Written task: Give back the records below exactly, every one, with no pictures.

--- BEGIN ---

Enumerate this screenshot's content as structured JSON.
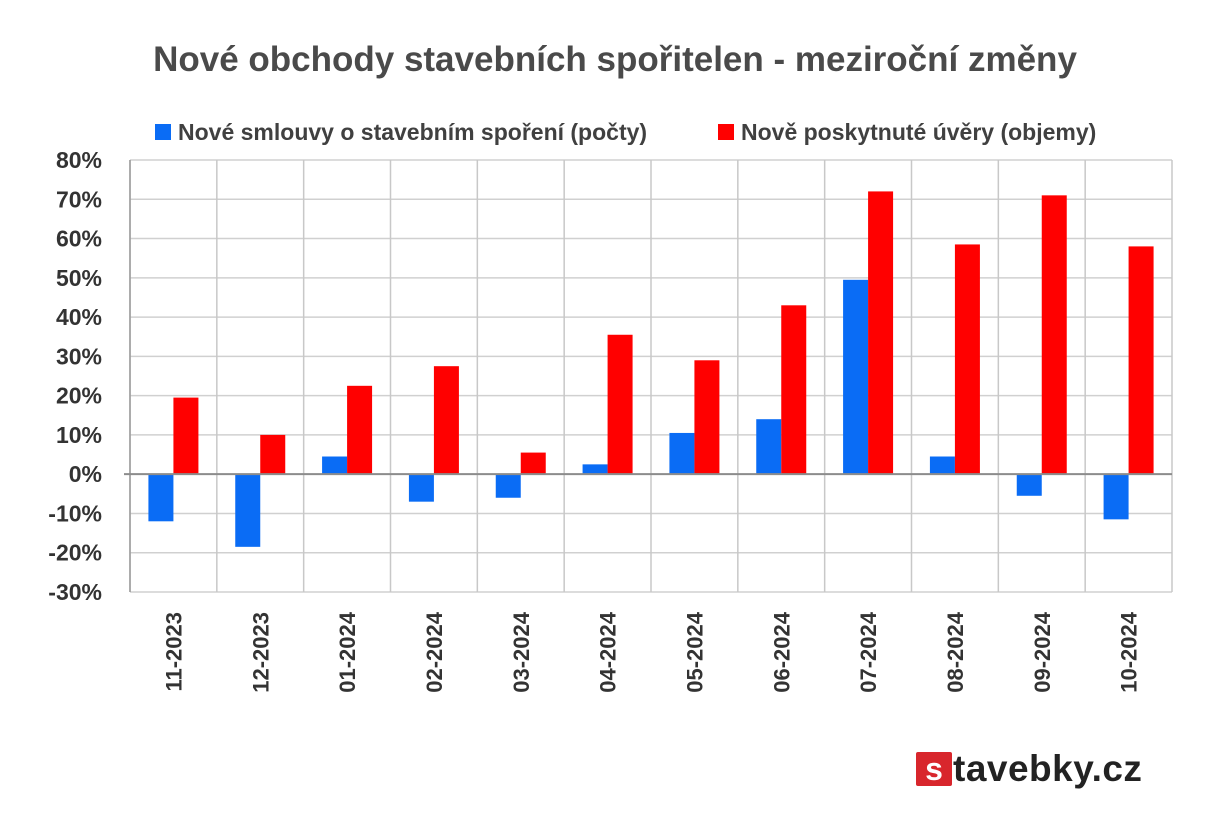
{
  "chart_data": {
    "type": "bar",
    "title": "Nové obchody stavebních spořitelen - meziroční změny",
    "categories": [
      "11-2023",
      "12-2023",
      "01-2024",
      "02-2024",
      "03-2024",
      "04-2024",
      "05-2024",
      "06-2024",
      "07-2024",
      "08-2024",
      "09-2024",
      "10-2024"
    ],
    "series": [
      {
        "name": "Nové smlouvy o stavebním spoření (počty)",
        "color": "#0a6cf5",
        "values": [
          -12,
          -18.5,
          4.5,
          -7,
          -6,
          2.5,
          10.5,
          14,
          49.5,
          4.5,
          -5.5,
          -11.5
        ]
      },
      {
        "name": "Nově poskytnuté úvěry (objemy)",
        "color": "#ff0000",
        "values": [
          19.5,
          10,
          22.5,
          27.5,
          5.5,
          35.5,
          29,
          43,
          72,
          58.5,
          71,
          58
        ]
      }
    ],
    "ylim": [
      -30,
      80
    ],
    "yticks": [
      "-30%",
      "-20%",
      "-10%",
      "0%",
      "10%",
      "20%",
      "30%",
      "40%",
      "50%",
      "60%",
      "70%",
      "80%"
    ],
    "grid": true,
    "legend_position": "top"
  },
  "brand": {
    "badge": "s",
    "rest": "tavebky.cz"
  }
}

--- END ---

Exercise result:
Enumerate this screenshot's content as structured JSON.
{
  "chart_data": {
    "type": "bar",
    "title": "Nové obchody stavebních spořitelen - meziroční změny",
    "categories": [
      "11-2023",
      "12-2023",
      "01-2024",
      "02-2024",
      "03-2024",
      "04-2024",
      "05-2024",
      "06-2024",
      "07-2024",
      "08-2024",
      "09-2024",
      "10-2024"
    ],
    "series": [
      {
        "name": "Nové smlouvy o stavebním spoření (počty)",
        "color": "#0a6cf5",
        "values": [
          -12,
          -18.5,
          4.5,
          -7,
          -6,
          2.5,
          10.5,
          14,
          49.5,
          4.5,
          -5.5,
          -11.5
        ]
      },
      {
        "name": "Nově poskytnuté úvěry (objemy)",
        "color": "#ff0000",
        "values": [
          19.5,
          10,
          22.5,
          27.5,
          5.5,
          35.5,
          29,
          43,
          72,
          58.5,
          71,
          58
        ]
      }
    ],
    "ylim": [
      -30,
      80
    ],
    "yticks": [
      "-30%",
      "-20%",
      "-10%",
      "0%",
      "10%",
      "20%",
      "30%",
      "40%",
      "50%",
      "60%",
      "70%",
      "80%"
    ],
    "grid": true,
    "legend_position": "top"
  },
  "brand": {
    "badge": "s",
    "rest": "tavebky.cz"
  }
}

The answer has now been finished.